--- start ---

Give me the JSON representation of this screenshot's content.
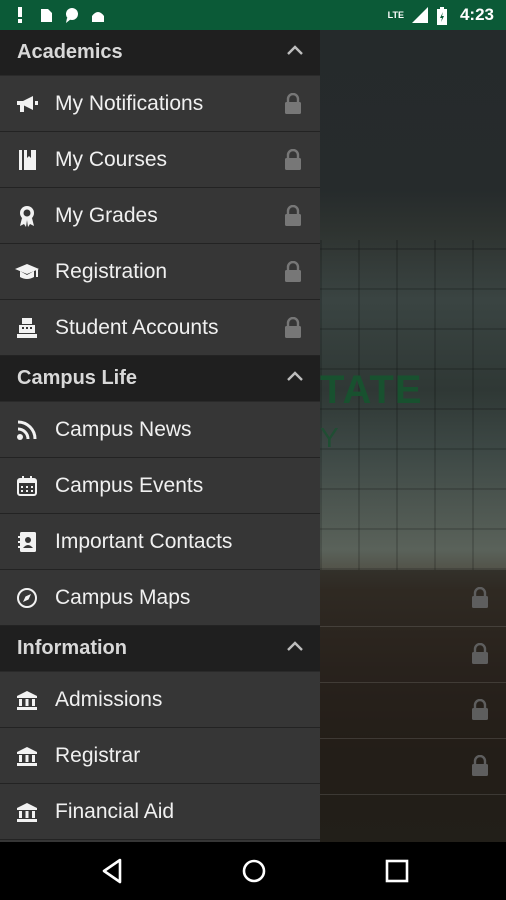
{
  "status_bar": {
    "time": "4:23",
    "network": "LTE"
  },
  "background": {
    "logo_text": "TATE",
    "logo_sub": "Y",
    "rows": [
      {
        "locked": true
      },
      {
        "locked": true
      },
      {
        "locked": true
      },
      {
        "locked": true
      }
    ]
  },
  "drawer": {
    "sections": [
      {
        "title": "Academics",
        "items": [
          {
            "label": "My Notifications",
            "icon": "megaphone-icon",
            "locked": true
          },
          {
            "label": "My Courses",
            "icon": "book-icon",
            "locked": true
          },
          {
            "label": "My Grades",
            "icon": "award-icon",
            "locked": true
          },
          {
            "label": "Registration",
            "icon": "graduation-cap-icon",
            "locked": true
          },
          {
            "label": "Student Accounts",
            "icon": "cash-register-icon",
            "locked": true
          }
        ]
      },
      {
        "title": "Campus Life",
        "items": [
          {
            "label": "Campus News",
            "icon": "rss-icon",
            "locked": false
          },
          {
            "label": "Campus Events",
            "icon": "calendar-icon",
            "locked": false
          },
          {
            "label": "Important Contacts",
            "icon": "contacts-icon",
            "locked": false
          },
          {
            "label": "Campus Maps",
            "icon": "compass-icon",
            "locked": false
          }
        ]
      },
      {
        "title": "Information",
        "items": [
          {
            "label": "Admissions",
            "icon": "bank-icon",
            "locked": false
          },
          {
            "label": "Registrar",
            "icon": "bank-icon",
            "locked": false
          },
          {
            "label": "Financial Aid",
            "icon": "bank-icon",
            "locked": false
          }
        ]
      }
    ]
  },
  "colors": {
    "status_bar": "#0b5a37",
    "drawer": "#363636",
    "section_header": "#1f1f1f",
    "text": "#f0f0f0"
  }
}
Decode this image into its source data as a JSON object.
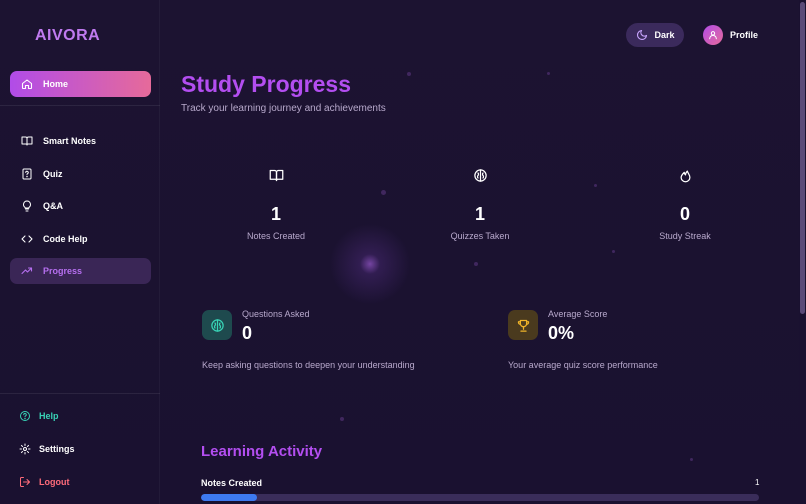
{
  "brand": {
    "name": "AIVORA"
  },
  "header": {
    "theme_toggle_label": "Dark",
    "profile_label": "Profile"
  },
  "sidebar": {
    "items": [
      {
        "label": "Home",
        "icon": "home-icon"
      },
      {
        "label": "Smart Notes",
        "icon": "book-icon"
      },
      {
        "label": "Quiz",
        "icon": "quiz-icon"
      },
      {
        "label": "Q&A",
        "icon": "lightbulb-icon"
      },
      {
        "label": "Code Help",
        "icon": "code-icon"
      },
      {
        "label": "Progress",
        "icon": "trending-up-icon"
      }
    ],
    "bottom": [
      {
        "label": "Help",
        "icon": "help-icon",
        "color": "#38d3b6"
      },
      {
        "label": "Settings",
        "icon": "gear-icon",
        "color": "#ffffff"
      },
      {
        "label": "Logout",
        "icon": "logout-icon",
        "color": "#ff6b7a"
      }
    ]
  },
  "main": {
    "title": "Study Progress",
    "subtitle": "Track your learning journey and achievements",
    "stats": [
      {
        "icon": "book-icon",
        "value": "1",
        "label": "Notes Created"
      },
      {
        "icon": "brain-icon",
        "value": "1",
        "label": "Quizzes Taken"
      },
      {
        "icon": "flame-icon",
        "value": "0",
        "label": "Study Streak"
      }
    ],
    "cards": [
      {
        "icon": "brain-icon",
        "label": "Questions Asked",
        "value": "0",
        "description": "Keep asking questions to deepen your understanding",
        "accent": "#38d3b6"
      },
      {
        "icon": "trophy-icon",
        "label": "Average Score",
        "value": "0%",
        "description": "Your average quiz score performance",
        "accent": "#f0b429"
      }
    ],
    "activity": {
      "title": "Learning Activity",
      "rows": [
        {
          "label": "Notes Created",
          "count": "1",
          "progress": 0.1
        }
      ]
    }
  },
  "colors": {
    "accent": "#b34ef0",
    "active_gradient_start": "#b14ce8",
    "active_gradient_end": "#e66a9a",
    "progress_fill": "#3d7af0"
  }
}
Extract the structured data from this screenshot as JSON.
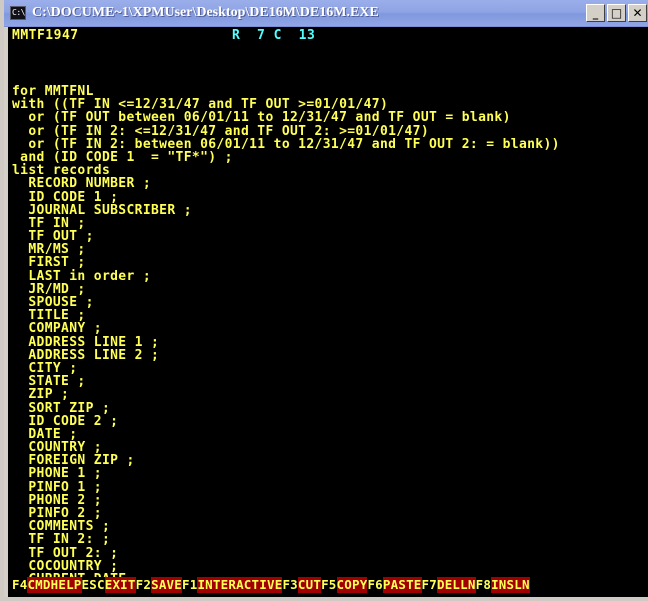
{
  "window": {
    "title": "C:\\DOCUME~1\\XPMUser\\Desktop\\DE16M\\DE16M.EXE",
    "icon": "console-cmd-icon",
    "buttons": {
      "minimize": "_",
      "maximize": "□",
      "close": "✕"
    },
    "titlebar_color": "#8fa4e4",
    "frame_color": "#d4d0c8"
  },
  "console": {
    "background": "#000000",
    "text_color": "#ffff55",
    "accent_color": "#55ffff",
    "status": {
      "file_label": "MMTF1947",
      "row_col": "R  7 C  13",
      "row_label": "R",
      "row_value": "7",
      "col_label": "C",
      "col_value": "13"
    },
    "code_lines": [
      "for MMTFNL",
      "with ((TF IN <=12/31/47 and TF OUT >=01/01/47)",
      "  or (TF OUT between 06/01/11 to 12/31/47 and TF OUT = blank)",
      "  or (TF IN 2: <=12/31/47 and TF OUT 2: >=01/01/47)",
      "  or (TF IN 2: between 06/01/11 to 12/31/47 and TF OUT 2: = blank))",
      " and (ID CODE 1  = \"TF*\") ;",
      "list records",
      "  RECORD NUMBER ;",
      "  ID CODE 1 ;",
      "  JOURNAL SUBSCRIBER ;",
      "  TF IN ;",
      "  TF OUT ;",
      "  MR/MS ;",
      "  FIRST ;",
      "  LAST in order ;",
      "  JR/MD ;",
      "  SPOUSE ;",
      "  TITLE ;",
      "  COMPANY ;",
      "  ADDRESS LINE 1 ;",
      "  ADDRESS LINE 2 ;",
      "  CITY ;",
      "  STATE ;",
      "  ZIP ;",
      "  SORT ZIP ;",
      "  ID CODE 2 ;",
      "  DATE ;",
      "  COUNTRY ;",
      "  FOREIGN ZIP ;",
      "  PHONE 1 ;",
      "  PINFO 1 ;",
      "  PHONE 2 ;",
      "  PINFO 2 ;",
      "  COMMENTS ;",
      "  TF IN 2: ;",
      "  TF OUT 2: ;",
      "  COCOUNTRY ;",
      "  CURRENT DATE ."
    ]
  },
  "fkeys": {
    "key_color": "#ffff55",
    "action_bg": "#a00000",
    "items": [
      {
        "key": "F4",
        "action": "CMDHELP"
      },
      {
        "key": "ESC",
        "action": "EXIT"
      },
      {
        "key": "F2",
        "action": "SAVE"
      },
      {
        "key": "F1",
        "action": "INTERACTIVE"
      },
      {
        "key": "F3",
        "action": "CUT"
      },
      {
        "key": "F5",
        "action": "COPY"
      },
      {
        "key": "F6",
        "action": "PASTE"
      },
      {
        "key": "F7",
        "action": "DELLN"
      },
      {
        "key": "F8",
        "action": "INSLN"
      }
    ]
  }
}
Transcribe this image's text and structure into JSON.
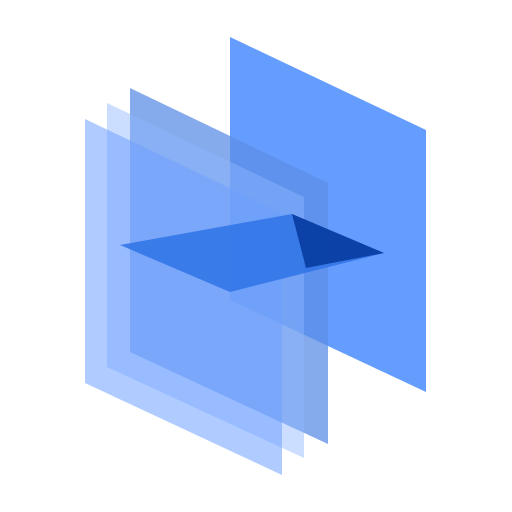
{
  "logo": {
    "name": "stacked-planes-logo",
    "colors": {
      "back_plane": "#4a8cff",
      "mid_plane_dark": "#5d8fe6",
      "mid_plane_light": "#8fb6ff",
      "front_plane": "#6ea1ff",
      "horizontal_plane": "#2f73e6",
      "overlap_dark": "#0a3fa3"
    }
  }
}
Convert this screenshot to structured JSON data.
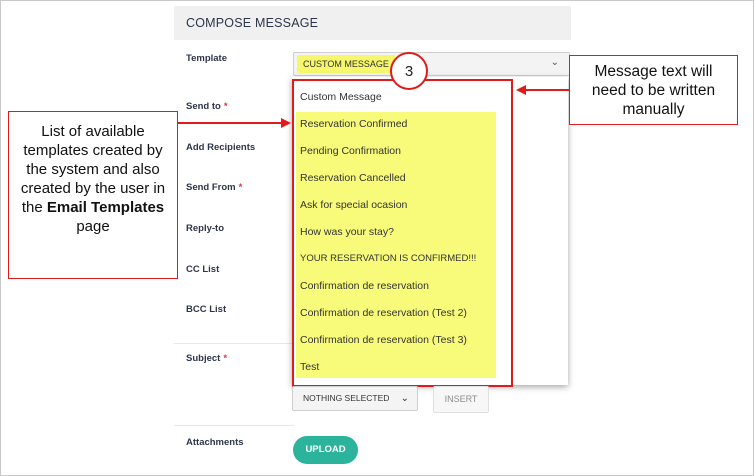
{
  "header": {
    "title": "COMPOSE MESSAGE"
  },
  "form": {
    "template_label": "Template",
    "send_to_label": "Send to",
    "add_recipients_label": "Add Recipients",
    "send_from_label": "Send From",
    "reply_to_label": "Reply-to",
    "cc_label": "CC List",
    "bcc_label": "BCC List",
    "subject_label": "Subject",
    "attachments_label": "Attachments",
    "required_mark": "*",
    "template_value": "CUSTOM MESSAGE",
    "placeholder_select_value": "NOTHING SELECTED",
    "insert_button": "INSERT",
    "upload_button": "UPLOAD"
  },
  "dropdown": {
    "items": [
      "Custom Message",
      "Reservation Confirmed",
      "Pending Confirmation",
      "Reservation Cancelled",
      "Ask for special ocasion",
      "How was your stay?",
      "YOUR RESERVATION IS CONFIRMED!!!",
      "Confirmation de reservation",
      "Confirmation de reservation (Test 2)",
      "Confirmation de reservation (Test 3)",
      "Test"
    ]
  },
  "annotations": {
    "step_number": "3",
    "left_callout_line1": "List of available templates created by the system and also created by the user in the",
    "left_callout_bold": "Email Templates",
    "left_callout_line2": "page",
    "right_callout": "Message text will need to be written manually"
  },
  "colors": {
    "highlight": "#f8fb79",
    "annotation_red": "#e01b1b",
    "upload_green": "#2bb49b"
  },
  "icons": {
    "chevron": "chevron-down-icon"
  }
}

--- end ---

= Requirement =
Check every line of the data above for the string "Campus", and copy those that have it.

= Exercise solution =
        "title": "Campus Life",
            "label": "Campus News",
            "label": "Campus Events",
            "label": "Campus Maps",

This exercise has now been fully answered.